*What needs to be done*: Every record must appear in your copy exactly as written, with no pictures.

Records from a collection of figures
## start

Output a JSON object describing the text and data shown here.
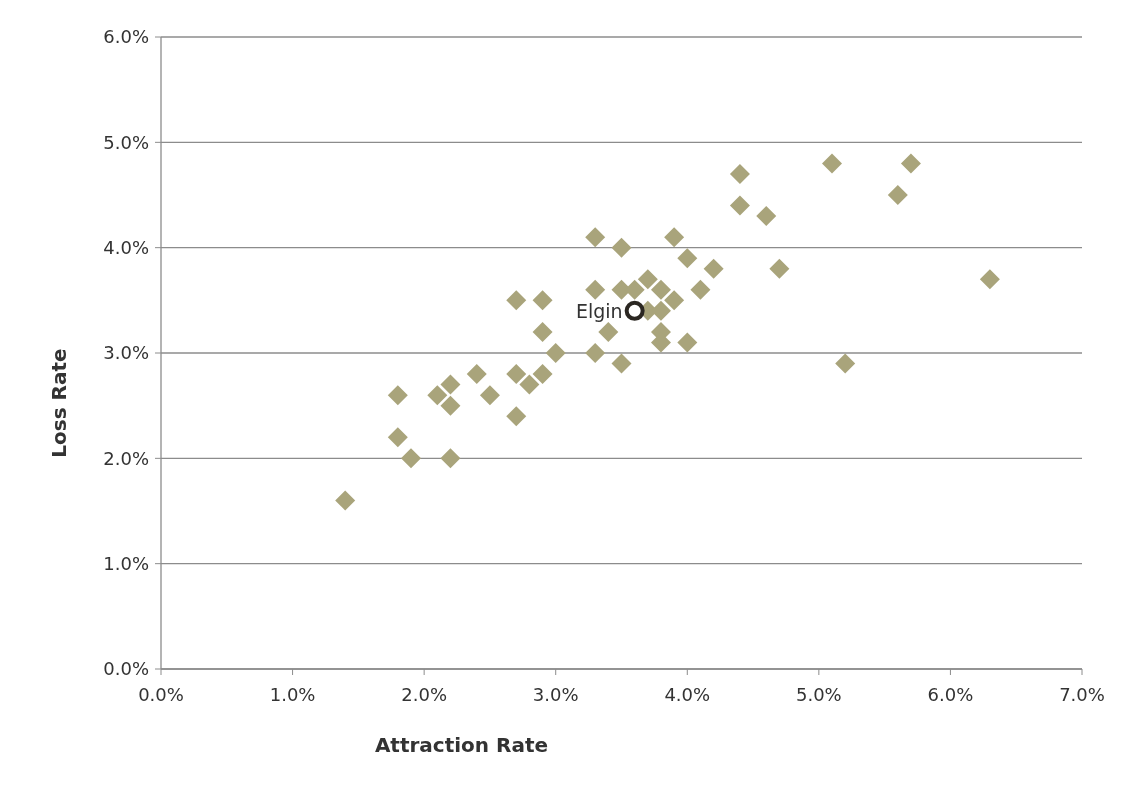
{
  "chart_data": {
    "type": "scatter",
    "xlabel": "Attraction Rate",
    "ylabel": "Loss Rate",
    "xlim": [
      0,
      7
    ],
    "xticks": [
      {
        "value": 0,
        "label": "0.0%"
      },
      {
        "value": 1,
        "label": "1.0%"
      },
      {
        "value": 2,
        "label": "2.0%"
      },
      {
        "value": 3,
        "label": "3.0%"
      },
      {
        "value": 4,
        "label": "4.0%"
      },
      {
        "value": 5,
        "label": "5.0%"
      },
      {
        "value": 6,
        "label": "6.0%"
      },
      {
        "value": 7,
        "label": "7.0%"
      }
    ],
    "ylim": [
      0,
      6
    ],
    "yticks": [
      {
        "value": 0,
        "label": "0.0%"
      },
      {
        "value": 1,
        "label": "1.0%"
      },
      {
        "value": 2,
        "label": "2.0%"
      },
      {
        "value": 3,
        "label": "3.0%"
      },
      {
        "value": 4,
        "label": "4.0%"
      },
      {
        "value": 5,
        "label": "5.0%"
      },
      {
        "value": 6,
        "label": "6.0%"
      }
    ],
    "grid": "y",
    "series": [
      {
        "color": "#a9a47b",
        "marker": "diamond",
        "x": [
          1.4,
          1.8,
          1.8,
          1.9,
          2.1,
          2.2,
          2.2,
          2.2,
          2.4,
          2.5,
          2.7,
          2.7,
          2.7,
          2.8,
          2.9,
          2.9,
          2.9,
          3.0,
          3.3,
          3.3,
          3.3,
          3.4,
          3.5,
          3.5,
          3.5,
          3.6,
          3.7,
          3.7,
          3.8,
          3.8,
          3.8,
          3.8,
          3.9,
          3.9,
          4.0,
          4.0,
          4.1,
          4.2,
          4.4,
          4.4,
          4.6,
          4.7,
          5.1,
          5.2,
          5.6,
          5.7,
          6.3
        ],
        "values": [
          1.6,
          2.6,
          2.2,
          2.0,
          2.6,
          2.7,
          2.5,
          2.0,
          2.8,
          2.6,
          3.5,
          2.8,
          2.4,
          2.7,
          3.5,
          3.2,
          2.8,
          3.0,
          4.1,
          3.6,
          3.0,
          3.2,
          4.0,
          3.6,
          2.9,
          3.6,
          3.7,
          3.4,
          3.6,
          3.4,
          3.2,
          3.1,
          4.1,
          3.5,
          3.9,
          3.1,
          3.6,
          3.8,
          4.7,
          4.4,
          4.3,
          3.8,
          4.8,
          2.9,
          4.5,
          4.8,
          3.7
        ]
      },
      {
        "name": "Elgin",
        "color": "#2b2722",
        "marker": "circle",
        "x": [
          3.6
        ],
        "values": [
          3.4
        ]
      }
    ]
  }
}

## end

*Response to this task*:
Output a JSON object describing the text and data shown here.
{
  "chart_data": {
    "type": "scatter",
    "xlabel": "Attraction Rate",
    "ylabel": "Loss Rate",
    "xlim": [
      0,
      7
    ],
    "xticks": [
      {
        "value": 0,
        "label": "0.0%"
      },
      {
        "value": 1,
        "label": "1.0%"
      },
      {
        "value": 2,
        "label": "2.0%"
      },
      {
        "value": 3,
        "label": "3.0%"
      },
      {
        "value": 4,
        "label": "4.0%"
      },
      {
        "value": 5,
        "label": "5.0%"
      },
      {
        "value": 6,
        "label": "6.0%"
      },
      {
        "value": 7,
        "label": "7.0%"
      }
    ],
    "ylim": [
      0,
      6
    ],
    "yticks": [
      {
        "value": 0,
        "label": "0.0%"
      },
      {
        "value": 1,
        "label": "1.0%"
      },
      {
        "value": 2,
        "label": "2.0%"
      },
      {
        "value": 3,
        "label": "3.0%"
      },
      {
        "value": 4,
        "label": "4.0%"
      },
      {
        "value": 5,
        "label": "5.0%"
      },
      {
        "value": 6,
        "label": "6.0%"
      }
    ],
    "grid": "y",
    "series": [
      {
        "color": "#a9a47b",
        "marker": "diamond",
        "x": [
          1.4,
          1.8,
          1.8,
          1.9,
          2.1,
          2.2,
          2.2,
          2.2,
          2.4,
          2.5,
          2.7,
          2.7,
          2.7,
          2.8,
          2.9,
          2.9,
          2.9,
          3.0,
          3.3,
          3.3,
          3.3,
          3.4,
          3.5,
          3.5,
          3.5,
          3.6,
          3.7,
          3.7,
          3.8,
          3.8,
          3.8,
          3.8,
          3.9,
          3.9,
          4.0,
          4.0,
          4.1,
          4.2,
          4.4,
          4.4,
          4.6,
          4.7,
          5.1,
          5.2,
          5.6,
          5.7,
          6.3
        ],
        "values": [
          1.6,
          2.6,
          2.2,
          2.0,
          2.6,
          2.7,
          2.5,
          2.0,
          2.8,
          2.6,
          3.5,
          2.8,
          2.4,
          2.7,
          3.5,
          3.2,
          2.8,
          3.0,
          4.1,
          3.6,
          3.0,
          3.2,
          4.0,
          3.6,
          2.9,
          3.6,
          3.7,
          3.4,
          3.6,
          3.4,
          3.2,
          3.1,
          4.1,
          3.5,
          3.9,
          3.1,
          3.6,
          3.8,
          4.7,
          4.4,
          4.3,
          3.8,
          4.8,
          2.9,
          4.5,
          4.8,
          3.7
        ]
      },
      {
        "name": "Elgin",
        "color": "#2b2722",
        "marker": "circle",
        "x": [
          3.6
        ],
        "values": [
          3.4
        ]
      }
    ]
  }
}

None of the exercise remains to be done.